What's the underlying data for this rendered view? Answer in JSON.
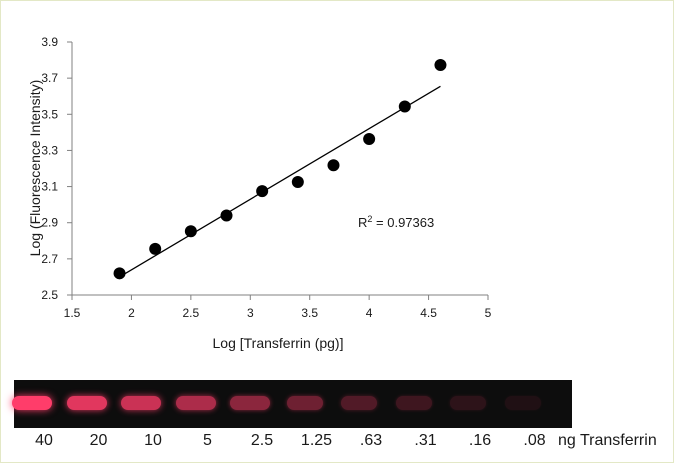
{
  "chart_data": {
    "type": "scatter",
    "xlabel": "Log [Transferrin (pg)]",
    "ylabel": "Log (Fluorescence Intensity)",
    "xlim": [
      1.5,
      5
    ],
    "ylim": [
      2.5,
      3.9
    ],
    "xticks": [
      "1.5",
      "2",
      "2.5",
      "3",
      "3.5",
      "4",
      "4.5",
      "5"
    ],
    "yticks": [
      "2.5",
      "2.7",
      "2.9",
      "3.1",
      "3.3",
      "3.5",
      "3.7",
      "3.9"
    ],
    "x": [
      1.9,
      2.2,
      2.5,
      2.8,
      3.1,
      3.4,
      3.7,
      4.0,
      4.3,
      4.6
    ],
    "y": [
      2.62,
      2.755,
      2.853,
      2.94,
      3.075,
      3.125,
      3.218,
      3.363,
      3.543,
      3.773
    ],
    "trendline": {
      "x": [
        1.9,
        4.6
      ],
      "y": [
        2.6,
        3.655
      ]
    },
    "annotation": {
      "prefix": "R",
      "sup": "2",
      "suffix": " = 0.97363"
    },
    "marker_color": "#000000",
    "grid": false,
    "legend": "none"
  },
  "gel": {
    "background": "#0d0d0d",
    "band_color": "#ff3d6a",
    "lanes": [
      {
        "label": "40",
        "intensity": 1.0
      },
      {
        "label": "20",
        "intensity": 0.88
      },
      {
        "label": "10",
        "intensity": 0.78
      },
      {
        "label": "5",
        "intensity": 0.66
      },
      {
        "label": "2.5",
        "intensity": 0.52
      },
      {
        "label": "1.25",
        "intensity": 0.4
      },
      {
        "label": ".63",
        "intensity": 0.28
      },
      {
        "label": ".31",
        "intensity": 0.2
      },
      {
        "label": ".16",
        "intensity": 0.13
      },
      {
        "label": ".08",
        "intensity": 0.08
      }
    ],
    "units_label": "ng Transferrin"
  }
}
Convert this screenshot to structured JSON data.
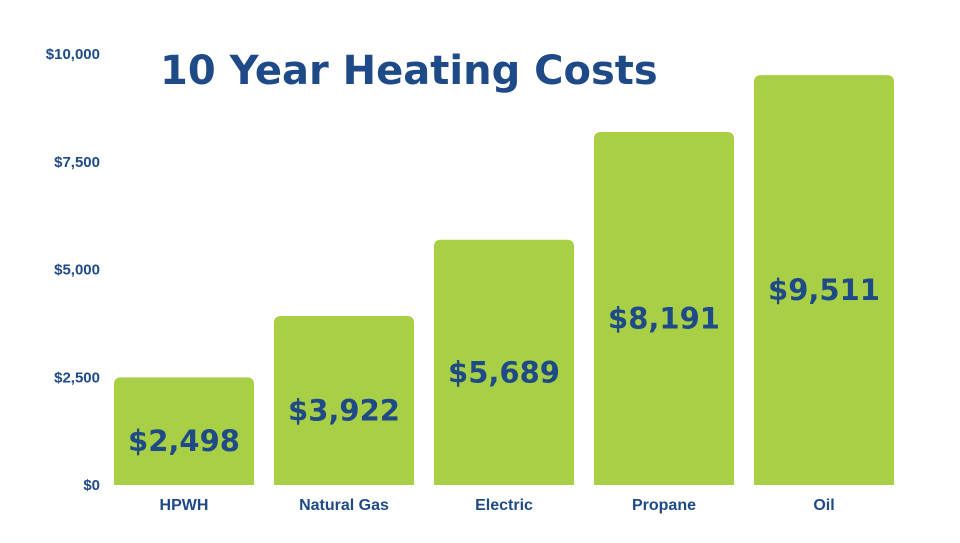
{
  "chart_data": {
    "type": "bar",
    "title": "10 Year Heating Costs",
    "xlabel": "",
    "ylabel": "",
    "categories": [
      "HPWH",
      "Natural Gas",
      "Electric",
      "Propane",
      "Oil"
    ],
    "values": [
      2498,
      3922,
      5689,
      8191,
      9511
    ],
    "data_labels": [
      "$2,498",
      "$3,922",
      "$5,689",
      "$8,191",
      "$9,511"
    ],
    "ylim": [
      0,
      10000
    ],
    "yticks": [
      0,
      2500,
      5000,
      7500,
      10000
    ],
    "ytick_labels": [
      "$0",
      "$2,500",
      "$5,000",
      "$7,500",
      "$10,000"
    ],
    "grid": false,
    "legend": "none",
    "colors": {
      "bar": "#a8cf45",
      "text": "#1e4a87"
    }
  }
}
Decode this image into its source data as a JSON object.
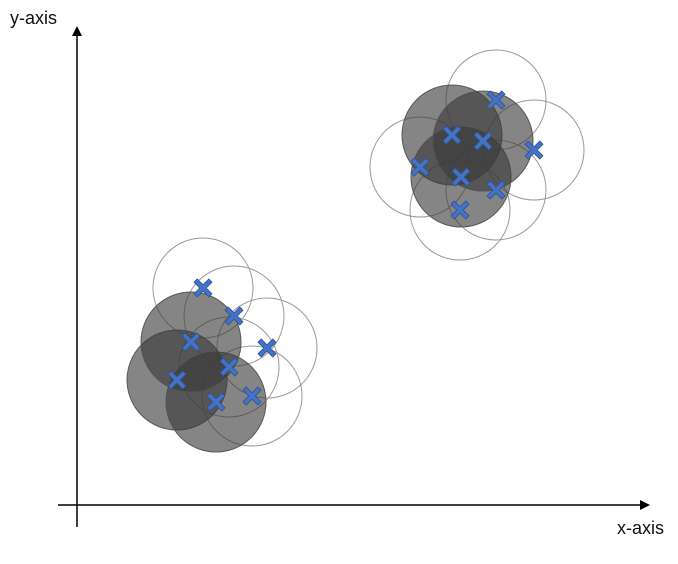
{
  "axes": {
    "y_label": "y-axis",
    "x_label": "x-axis"
  },
  "colors": {
    "axis": "#000000",
    "outline_circle": "#9a9a9a",
    "shaded_circle": "#3a3a3a",
    "cross_fill": "#4472c4",
    "cross_stroke": "#2f528f"
  }
}
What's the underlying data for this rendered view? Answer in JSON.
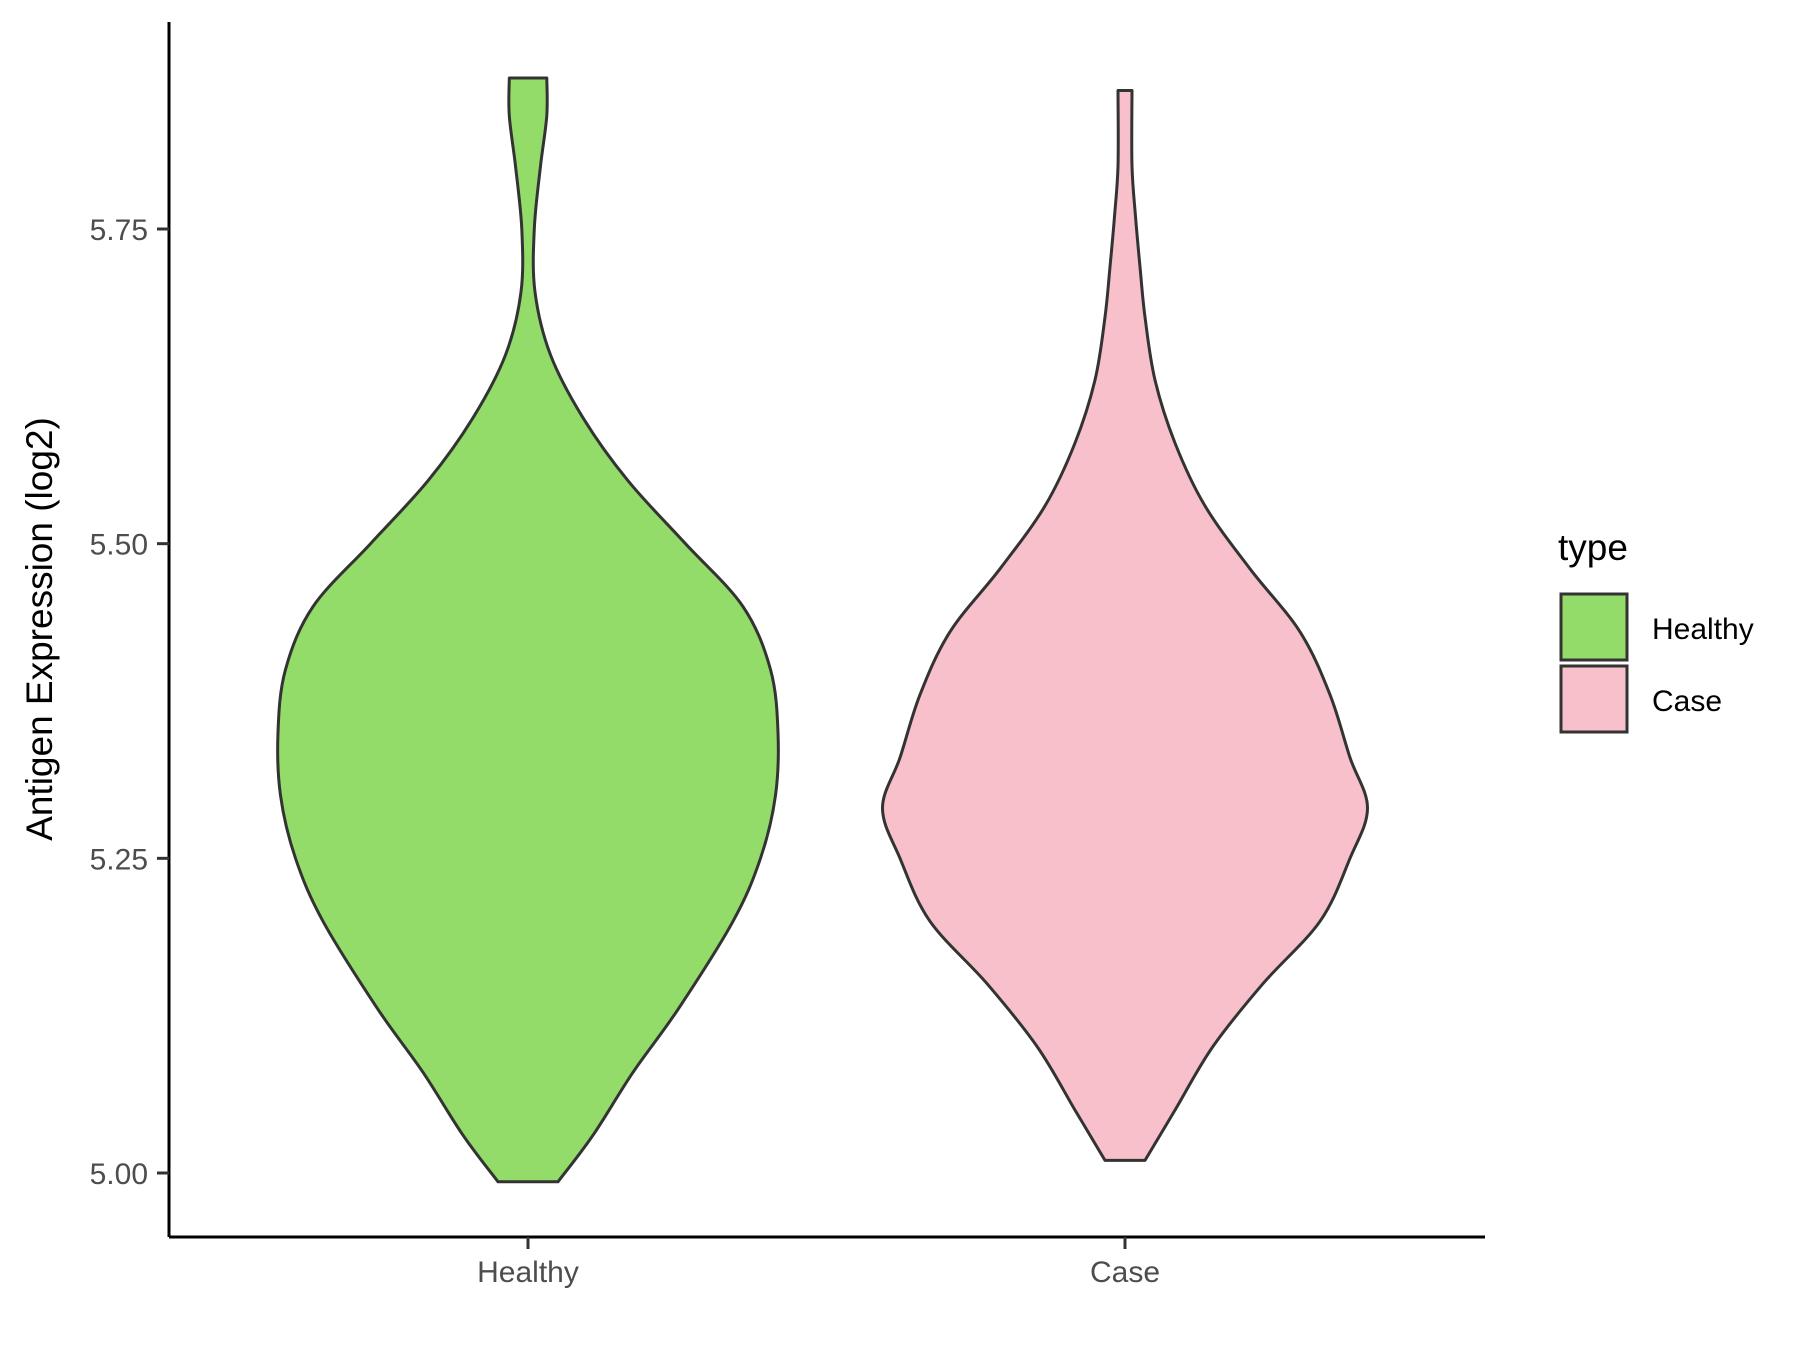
{
  "chart_data": {
    "type": "violin",
    "title": "",
    "xlabel": "",
    "ylabel": "Antigen Expression (log2)",
    "ylim": [
      4.95,
      5.92
    ],
    "y_ticks": [
      "5.00",
      "5.25",
      "5.50",
      "5.75"
    ],
    "y_tick_values": [
      5.0,
      5.25,
      5.5,
      5.75
    ],
    "categories": [
      "Healthy",
      "Case"
    ],
    "legend": {
      "title": "type",
      "position": "right",
      "entries": [
        "Healthy",
        "Case"
      ]
    },
    "grid": false,
    "series": [
      {
        "name": "Healthy",
        "color": "#93dc6a",
        "min": 4.993,
        "max": 5.87,
        "density_profile": [
          [
            4.993,
            0.12
          ],
          [
            5.03,
            0.26
          ],
          [
            5.08,
            0.42
          ],
          [
            5.13,
            0.6
          ],
          [
            5.2,
            0.82
          ],
          [
            5.25,
            0.93
          ],
          [
            5.3,
            0.99
          ],
          [
            5.35,
            1.0
          ],
          [
            5.4,
            0.97
          ],
          [
            5.45,
            0.86
          ],
          [
            5.5,
            0.63
          ],
          [
            5.55,
            0.4
          ],
          [
            5.6,
            0.22
          ],
          [
            5.65,
            0.09
          ],
          [
            5.7,
            0.028
          ],
          [
            5.75,
            0.025
          ],
          [
            5.8,
            0.05
          ],
          [
            5.84,
            0.075
          ],
          [
            5.87,
            0.075
          ]
        ]
      },
      {
        "name": "Case",
        "color": "#f7c0cb",
        "min": 5.01,
        "max": 5.86,
        "density_profile": [
          [
            5.01,
            0.08
          ],
          [
            5.05,
            0.2
          ],
          [
            5.1,
            0.35
          ],
          [
            5.15,
            0.55
          ],
          [
            5.2,
            0.78
          ],
          [
            5.25,
            0.9
          ],
          [
            5.29,
            0.97
          ],
          [
            5.33,
            0.9
          ],
          [
            5.38,
            0.82
          ],
          [
            5.43,
            0.7
          ],
          [
            5.48,
            0.5
          ],
          [
            5.53,
            0.32
          ],
          [
            5.58,
            0.2
          ],
          [
            5.63,
            0.12
          ],
          [
            5.68,
            0.08
          ],
          [
            5.72,
            0.06
          ],
          [
            5.76,
            0.042
          ],
          [
            5.8,
            0.028
          ],
          [
            5.86,
            0.028
          ]
        ]
      }
    ]
  }
}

● ● ● ● ●

◆ Directions for this task
Your answer should be a single number: the count of lines holding the word "axis".

◆ Reply to the exercise
3